=== Task goal ===
Go through the data below. Pull out every line that has the word "Halland".

=== Stored rows ===
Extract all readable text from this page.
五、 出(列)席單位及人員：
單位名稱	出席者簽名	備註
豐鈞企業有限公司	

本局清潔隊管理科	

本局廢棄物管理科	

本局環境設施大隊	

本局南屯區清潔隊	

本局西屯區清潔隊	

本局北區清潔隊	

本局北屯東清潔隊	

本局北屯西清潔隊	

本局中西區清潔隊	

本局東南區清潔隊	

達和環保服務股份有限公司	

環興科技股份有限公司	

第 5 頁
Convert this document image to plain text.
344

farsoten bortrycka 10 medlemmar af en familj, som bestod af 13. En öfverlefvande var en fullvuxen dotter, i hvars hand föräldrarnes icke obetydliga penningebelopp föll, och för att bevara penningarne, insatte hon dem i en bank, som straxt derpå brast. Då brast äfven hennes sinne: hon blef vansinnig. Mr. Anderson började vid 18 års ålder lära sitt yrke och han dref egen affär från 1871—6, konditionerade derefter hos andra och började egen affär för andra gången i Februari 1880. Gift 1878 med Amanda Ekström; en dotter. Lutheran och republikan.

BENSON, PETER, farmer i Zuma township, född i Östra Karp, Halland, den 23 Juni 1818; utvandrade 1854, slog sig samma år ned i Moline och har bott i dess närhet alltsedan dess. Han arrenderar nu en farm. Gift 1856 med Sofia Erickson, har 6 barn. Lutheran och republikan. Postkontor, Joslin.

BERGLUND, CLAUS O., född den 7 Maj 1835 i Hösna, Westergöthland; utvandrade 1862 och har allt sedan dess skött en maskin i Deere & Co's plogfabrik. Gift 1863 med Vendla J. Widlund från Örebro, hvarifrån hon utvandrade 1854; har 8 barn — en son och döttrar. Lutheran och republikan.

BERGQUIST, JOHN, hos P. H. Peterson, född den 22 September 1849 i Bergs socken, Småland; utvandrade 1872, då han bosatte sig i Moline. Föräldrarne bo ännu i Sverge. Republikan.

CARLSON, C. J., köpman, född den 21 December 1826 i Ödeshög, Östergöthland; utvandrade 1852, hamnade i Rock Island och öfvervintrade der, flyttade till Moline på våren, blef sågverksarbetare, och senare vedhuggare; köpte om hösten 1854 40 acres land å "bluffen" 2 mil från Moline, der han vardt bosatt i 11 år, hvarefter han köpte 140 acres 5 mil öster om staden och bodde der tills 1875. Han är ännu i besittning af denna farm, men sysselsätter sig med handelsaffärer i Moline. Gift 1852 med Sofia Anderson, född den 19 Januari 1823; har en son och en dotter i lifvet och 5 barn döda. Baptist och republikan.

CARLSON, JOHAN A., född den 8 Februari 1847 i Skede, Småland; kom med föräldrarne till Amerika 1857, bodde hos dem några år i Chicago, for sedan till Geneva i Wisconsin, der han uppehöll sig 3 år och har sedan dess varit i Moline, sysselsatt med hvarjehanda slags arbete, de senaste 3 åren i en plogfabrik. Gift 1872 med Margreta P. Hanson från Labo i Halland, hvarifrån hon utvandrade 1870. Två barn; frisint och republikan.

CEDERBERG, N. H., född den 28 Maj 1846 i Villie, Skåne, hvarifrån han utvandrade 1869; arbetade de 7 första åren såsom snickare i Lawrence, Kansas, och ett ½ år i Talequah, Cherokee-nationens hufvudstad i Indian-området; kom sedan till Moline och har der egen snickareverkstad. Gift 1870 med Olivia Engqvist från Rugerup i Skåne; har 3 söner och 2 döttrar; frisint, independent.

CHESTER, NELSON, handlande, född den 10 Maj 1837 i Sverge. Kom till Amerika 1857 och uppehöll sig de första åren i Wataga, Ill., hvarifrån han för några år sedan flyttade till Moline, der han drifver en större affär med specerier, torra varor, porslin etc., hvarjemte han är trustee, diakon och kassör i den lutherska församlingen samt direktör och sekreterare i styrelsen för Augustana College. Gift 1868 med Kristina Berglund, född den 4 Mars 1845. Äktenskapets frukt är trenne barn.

=== Written answer ===
BENSON, PETER, farmer i Zuma township, född i Östra Karp, Halland, den 23 Juni 1818; utvandrade 1854, slog sig samma år ned i Moline och har bott i dess närhet alltsedan dess. Han arrenderar nu en farm. Gift 1856 med Sofia Erickson, har 6 barn. Lutheran och republikan. Postkontor, Joslin.
CARLSON, JOHAN A., född den 8 Februari 1847 i Skede, Småland; kom med föräldrarne till Amerika 1857, bodde hos dem några år i Chicago, for sedan till Geneva i Wisconsin, der han uppehöll sig 3 år och har sedan dess varit i Moline, sysselsatt med hvarjehanda slags arbete, de senaste 3 åren i en plogfabrik. Gift 1872 med Margreta P. Hanson från Labo i Halland, hvarifrån hon utvandrade 1870. Två barn; frisint och republikan.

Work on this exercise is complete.